INSTRUCTIONS FOR THE TASK: Select, from the data, each line where "first" occurs.
* Start EXTRACTED MATERIAL *
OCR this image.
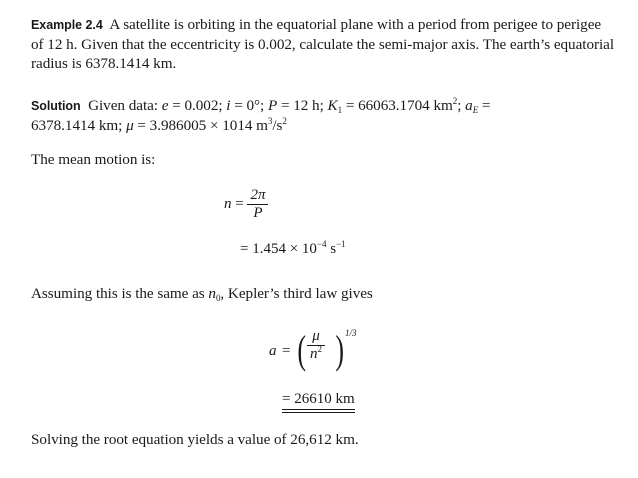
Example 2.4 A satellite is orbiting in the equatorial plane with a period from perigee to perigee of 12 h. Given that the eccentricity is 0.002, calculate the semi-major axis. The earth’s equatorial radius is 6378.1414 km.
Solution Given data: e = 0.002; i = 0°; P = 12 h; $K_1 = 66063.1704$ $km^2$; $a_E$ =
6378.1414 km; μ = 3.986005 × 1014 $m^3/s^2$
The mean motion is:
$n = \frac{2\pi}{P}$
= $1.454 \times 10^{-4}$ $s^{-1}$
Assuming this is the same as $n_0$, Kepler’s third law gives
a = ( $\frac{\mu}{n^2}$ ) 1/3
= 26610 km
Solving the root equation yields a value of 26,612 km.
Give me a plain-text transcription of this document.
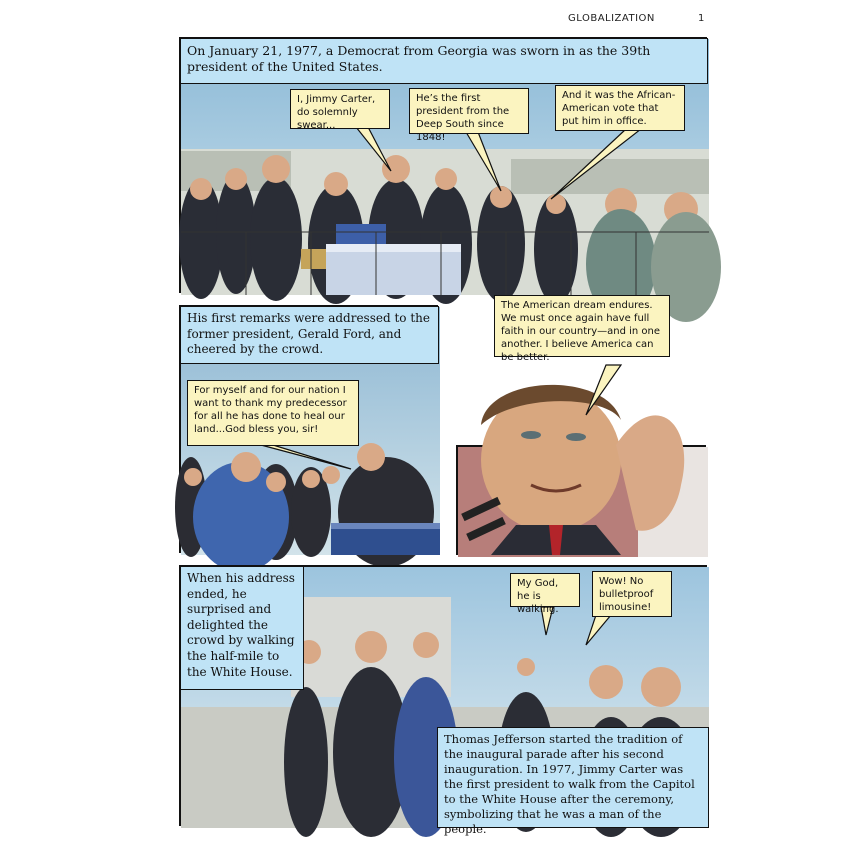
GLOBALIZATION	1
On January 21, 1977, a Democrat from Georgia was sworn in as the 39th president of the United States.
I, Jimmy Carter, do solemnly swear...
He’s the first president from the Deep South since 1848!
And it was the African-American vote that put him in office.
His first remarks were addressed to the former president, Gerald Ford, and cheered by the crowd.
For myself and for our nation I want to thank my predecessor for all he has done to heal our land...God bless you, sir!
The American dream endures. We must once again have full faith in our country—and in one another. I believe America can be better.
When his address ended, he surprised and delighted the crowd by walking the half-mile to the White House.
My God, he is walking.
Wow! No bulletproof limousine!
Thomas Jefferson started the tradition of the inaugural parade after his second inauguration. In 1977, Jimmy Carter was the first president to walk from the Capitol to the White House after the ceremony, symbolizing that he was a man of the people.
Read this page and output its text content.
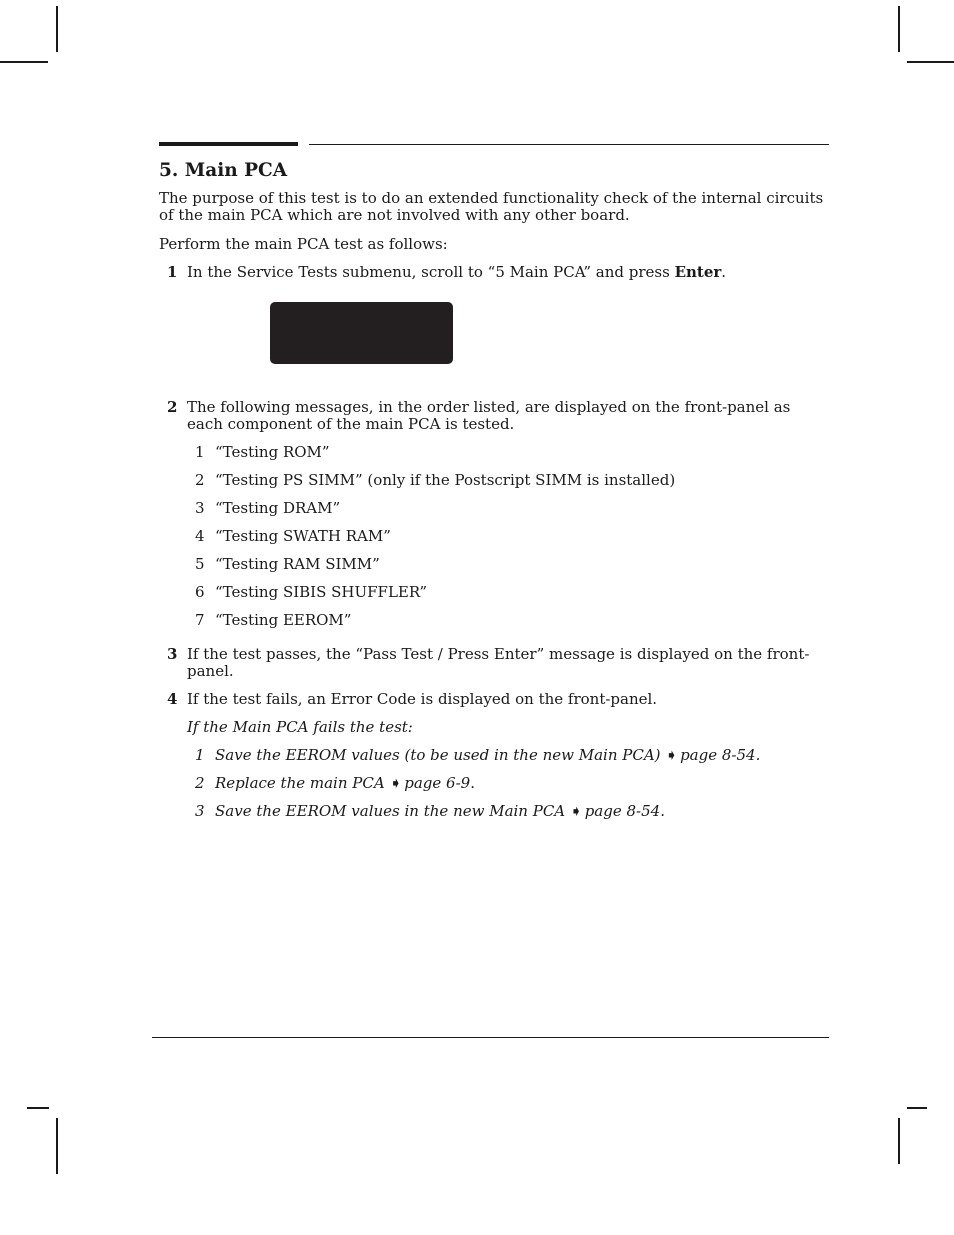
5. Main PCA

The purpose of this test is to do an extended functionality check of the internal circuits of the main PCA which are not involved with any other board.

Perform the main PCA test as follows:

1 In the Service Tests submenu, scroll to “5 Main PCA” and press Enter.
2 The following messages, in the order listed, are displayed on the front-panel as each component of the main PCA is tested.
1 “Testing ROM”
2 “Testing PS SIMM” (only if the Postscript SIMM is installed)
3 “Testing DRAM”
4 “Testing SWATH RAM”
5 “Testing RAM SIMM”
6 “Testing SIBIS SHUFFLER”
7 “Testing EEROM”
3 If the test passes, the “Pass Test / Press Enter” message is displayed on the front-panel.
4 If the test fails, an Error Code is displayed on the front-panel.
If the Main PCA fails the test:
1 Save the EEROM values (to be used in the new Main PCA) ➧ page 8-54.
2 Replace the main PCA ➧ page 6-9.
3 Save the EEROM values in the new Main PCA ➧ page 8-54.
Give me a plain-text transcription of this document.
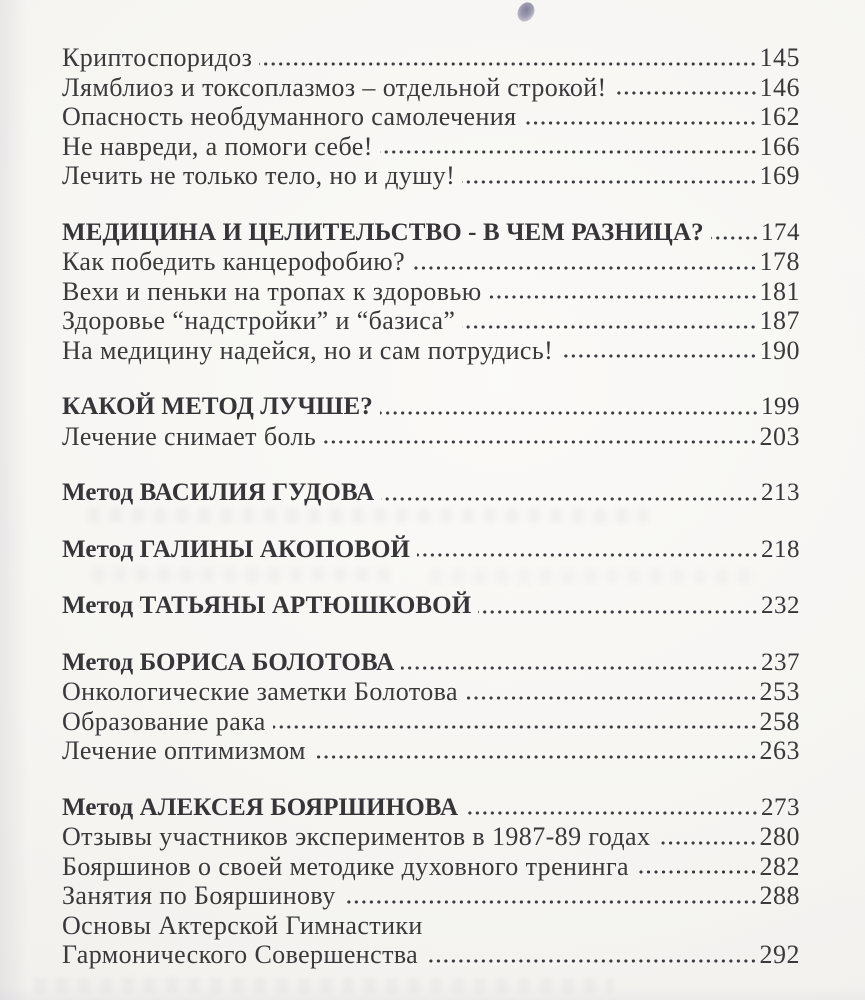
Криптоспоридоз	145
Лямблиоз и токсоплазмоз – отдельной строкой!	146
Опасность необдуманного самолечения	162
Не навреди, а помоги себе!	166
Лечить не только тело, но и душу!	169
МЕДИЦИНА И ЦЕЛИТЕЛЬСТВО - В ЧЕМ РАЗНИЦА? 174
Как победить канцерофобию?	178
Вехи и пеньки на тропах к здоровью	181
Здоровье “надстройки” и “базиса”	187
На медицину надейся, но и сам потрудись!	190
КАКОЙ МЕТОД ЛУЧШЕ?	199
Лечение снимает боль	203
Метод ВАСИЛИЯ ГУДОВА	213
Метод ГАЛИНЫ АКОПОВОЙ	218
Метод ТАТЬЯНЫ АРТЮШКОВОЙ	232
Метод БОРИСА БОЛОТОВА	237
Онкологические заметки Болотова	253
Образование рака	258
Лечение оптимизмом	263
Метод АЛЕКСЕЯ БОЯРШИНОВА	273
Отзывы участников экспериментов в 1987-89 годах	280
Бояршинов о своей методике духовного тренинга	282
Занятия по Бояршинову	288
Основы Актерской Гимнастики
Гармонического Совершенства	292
* End EXTRACTED MATERIAL *
CORRECT RESPONSE:
He’s the first president from the Deep South since 1848!
His first remarks were addressed to the former president, Gerald Ford, and cheered by the crowd.
Thomas Jefferson started the tradition of the inaugural parade after his second inauguration. In 1977, Jimmy Carter was the first president to walk from the Capitol to the White House after the ceremony, symbolizing that he was a man of the people.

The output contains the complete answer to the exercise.